## begin Information provided

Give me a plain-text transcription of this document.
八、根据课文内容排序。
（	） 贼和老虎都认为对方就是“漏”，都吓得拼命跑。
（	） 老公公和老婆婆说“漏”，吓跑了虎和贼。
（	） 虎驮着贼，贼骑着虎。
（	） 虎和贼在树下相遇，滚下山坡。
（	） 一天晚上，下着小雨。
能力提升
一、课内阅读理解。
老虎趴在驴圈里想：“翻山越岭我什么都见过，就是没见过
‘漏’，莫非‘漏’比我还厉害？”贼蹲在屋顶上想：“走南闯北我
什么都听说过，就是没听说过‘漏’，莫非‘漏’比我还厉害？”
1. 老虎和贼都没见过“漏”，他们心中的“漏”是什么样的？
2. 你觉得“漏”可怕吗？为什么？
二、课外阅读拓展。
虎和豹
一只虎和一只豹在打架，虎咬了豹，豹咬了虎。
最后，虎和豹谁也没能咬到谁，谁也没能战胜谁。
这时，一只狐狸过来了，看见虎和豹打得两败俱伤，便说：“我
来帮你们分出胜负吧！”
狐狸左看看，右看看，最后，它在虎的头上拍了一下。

## end Information provided

### Task goal
Extract the complete listing verbatim.

### Correct result
Give me a plain-text transcription of this document.
八、根据课文内容排序。
（	） 贼和老虎都认为对方就是“漏”，都吓得拼命跑。
（	） 老公公和老婆婆说“漏”，吓跑了虎和贼。
（	） 虎驮着贼，贼骑着虎。
（	） 虎和贼在树下相遇，滚下山坡。
（	） 一天晚上，下着小雨。
能力提升
一、课内阅读理解。
老虎趴在驴圈里想：“翻山越岭我什么都见过，就是没见过
‘漏’，莫非‘漏’比我还厉害？”贼蹲在屋顶上想：“走南闯北我
什么都听说过，就是没听说过‘漏’，莫非‘漏’比我还厉害？”
1. 老虎和贼都没见过“漏”，他们心中的“漏”是什么样的？
2. 你觉得“漏”可怕吗？为什么？
二、课外阅读拓展。
虎和豹
一只虎和一只豹在打架，虎咬了豹，豹咬了虎。
最后，虎和豹谁也没能咬到谁，谁也没能战胜谁。
这时，一只狐狸过来了，看见虎和豹打得两败俱伤，便说：“我
来帮你们分出胜负吧！”
狐狸左看看，右看看，最后，它在虎的头上拍了一下。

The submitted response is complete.